▸ SOURCE TEXT
================================

Blood and Guts in High School is a novel by Kathy Acker. It was written in the late 1970s and copyrighted in 1978. It traveled a convoluted route to publication, before being officially released in 1984. It remains Acker's most popular and best-selling book. The novel is a metafictional text, aware of its status as a fictional piece.

Plot and narrative
Blood and Guts in High School, while having a frequently disrupted and heavily surreal narrative, is the story of Janey Smith, a ten-year-old American girl living in Mérida, Mexico, who departs to the US to live on her own. She has an incestuous sexual relationship with her father, whom she treats as "boyfriend, brother, sister, money, amusement, and father." They live together in Mexico until another woman begins to interest Janey's father, leading Janey to realize he hates her because she limits him by dominating his life, and he wants to have his own life. Her father agrees to let her go and puts her into a school in New York City. For a period of time her father sends her money, but later she begins to work at a hippie bakery and is appalled by the customers, whose behavior gradually spirals out of control. She has many sexual partners. She ends up pregnant twice and has two abortions; she seems to be furiously addicted to sex and does not care whom she sleeps with. In New York City she joins a gang, the Scorpions. One day, while the gang is driving frantically in a stolen car from the police, they are involved in a car crash: Janey is the only one who survives. Afterwards, she begins to live in the New York slums. Two thieves break into her apartment, kidnap her, and sell her into prostitution. She becomes the property of a Persian slave trader who keeps her locked up, trying to turn her out as a prostitute. We see Janey's dreams and visions, and read her journal entries and poems as the lines between reality and fiction begin to become blurred.

Shortly before the kidnapper is to release her to become a prostitute for him, she discovers she has cancer. The slave trader lets her go and she illegally goes to Tangier, Morocco. There she meets Jean Genet, the iconic French writer, and they develop a relationship while Janey vulgarly and intensely discusses but later becomes attracted to President Jimmy Carter. Janey and Genet travel through North Africa and stop in Alexandria. Genet treats Janey badly and thinks little of her, but the worse he treats her the more she loves him. He decides to leave her. Janey gets arrested for stealing Genet's property, and shortly afterwards, by her luck, he joins her in prison. A rebellion breaks out as the narrative continues to deteriorate while particular figures, collectively named the Capitalists, meet to discuss how their society is collapsing. As it peaks, Janey and Genet are both thrown out of Alexandria. After travelling together across North Africa for some time, Genet gives Janey some money and leaves. However, soon after they part company, Janey dies suddenly, leaving time to pass endlessly as the narrative breaks into a final set of dream maps; here, the novel concludes.

================================

▸ DATA SHOWN

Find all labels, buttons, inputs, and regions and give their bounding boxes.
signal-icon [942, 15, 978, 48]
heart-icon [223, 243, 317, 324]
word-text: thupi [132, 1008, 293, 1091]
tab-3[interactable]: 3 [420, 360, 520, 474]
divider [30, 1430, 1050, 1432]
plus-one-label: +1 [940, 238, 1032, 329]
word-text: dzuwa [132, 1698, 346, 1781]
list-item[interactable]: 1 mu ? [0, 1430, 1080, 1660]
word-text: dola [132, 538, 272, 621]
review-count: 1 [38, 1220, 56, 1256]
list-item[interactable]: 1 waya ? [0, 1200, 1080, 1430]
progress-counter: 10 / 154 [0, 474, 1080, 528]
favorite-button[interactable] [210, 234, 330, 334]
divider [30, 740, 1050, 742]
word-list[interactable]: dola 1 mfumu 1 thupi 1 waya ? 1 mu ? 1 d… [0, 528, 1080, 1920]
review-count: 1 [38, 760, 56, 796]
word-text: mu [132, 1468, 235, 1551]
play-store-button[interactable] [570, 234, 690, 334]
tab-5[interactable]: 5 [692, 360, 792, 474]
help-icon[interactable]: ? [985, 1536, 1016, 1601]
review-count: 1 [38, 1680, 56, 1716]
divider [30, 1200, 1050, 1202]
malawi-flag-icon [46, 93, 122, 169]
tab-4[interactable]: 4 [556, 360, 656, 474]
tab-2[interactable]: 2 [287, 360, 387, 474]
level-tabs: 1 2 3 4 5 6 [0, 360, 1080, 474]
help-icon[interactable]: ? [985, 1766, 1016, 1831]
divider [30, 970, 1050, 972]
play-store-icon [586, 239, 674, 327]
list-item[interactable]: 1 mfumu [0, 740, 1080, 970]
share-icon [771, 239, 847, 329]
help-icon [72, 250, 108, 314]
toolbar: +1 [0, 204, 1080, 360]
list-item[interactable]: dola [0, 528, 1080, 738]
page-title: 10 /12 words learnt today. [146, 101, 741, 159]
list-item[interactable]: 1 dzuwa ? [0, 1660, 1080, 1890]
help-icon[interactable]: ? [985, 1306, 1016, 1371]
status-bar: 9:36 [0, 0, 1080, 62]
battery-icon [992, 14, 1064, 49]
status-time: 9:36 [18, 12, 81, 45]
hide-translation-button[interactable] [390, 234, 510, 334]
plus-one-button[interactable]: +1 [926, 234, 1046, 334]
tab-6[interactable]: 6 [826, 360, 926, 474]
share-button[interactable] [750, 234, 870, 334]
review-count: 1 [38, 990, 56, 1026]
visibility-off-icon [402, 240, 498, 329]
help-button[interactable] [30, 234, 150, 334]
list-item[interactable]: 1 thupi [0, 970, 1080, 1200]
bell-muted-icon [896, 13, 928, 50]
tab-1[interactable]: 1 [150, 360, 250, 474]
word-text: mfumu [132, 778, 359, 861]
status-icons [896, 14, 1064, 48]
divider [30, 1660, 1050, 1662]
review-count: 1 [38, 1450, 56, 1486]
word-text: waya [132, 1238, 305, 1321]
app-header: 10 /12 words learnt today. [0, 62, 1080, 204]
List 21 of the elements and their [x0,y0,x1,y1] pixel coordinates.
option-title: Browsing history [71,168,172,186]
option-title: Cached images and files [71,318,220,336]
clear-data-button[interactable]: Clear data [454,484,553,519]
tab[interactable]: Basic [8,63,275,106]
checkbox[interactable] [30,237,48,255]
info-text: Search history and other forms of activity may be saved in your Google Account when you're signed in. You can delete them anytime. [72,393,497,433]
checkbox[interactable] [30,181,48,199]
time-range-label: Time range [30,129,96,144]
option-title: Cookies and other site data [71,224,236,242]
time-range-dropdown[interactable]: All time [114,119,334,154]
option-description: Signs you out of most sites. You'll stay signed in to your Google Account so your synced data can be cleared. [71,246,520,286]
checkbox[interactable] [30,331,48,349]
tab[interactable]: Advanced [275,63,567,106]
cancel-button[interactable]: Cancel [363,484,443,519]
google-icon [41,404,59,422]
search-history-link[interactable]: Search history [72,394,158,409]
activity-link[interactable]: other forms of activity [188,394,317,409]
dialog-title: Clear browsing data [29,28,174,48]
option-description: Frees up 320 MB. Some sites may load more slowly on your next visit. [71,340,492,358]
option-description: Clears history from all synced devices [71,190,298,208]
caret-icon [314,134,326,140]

================================

▸ EXERCISE SET
[a] In the source text about Blood and Guts in High School, what gang does Janey join in New York City?
[b] Reproduce word for word the part of the source text about Blood and Guts in High School starting with "Blood and Guts in High School is" and going on through "a fictional piece.".

▸ SOLVED PROBLEMS
[a] The Scorpions.

[b]
Blood and Guts in High School is a novel by Kathy Acker. It was written in the late 1970s and copyrighted in 1978. It traveled a convoluted route to publication, before being officially released in 1984. It remains Acker's most popular and best-selling book. The novel is a metafictional text, aware of its status as a fictional piece.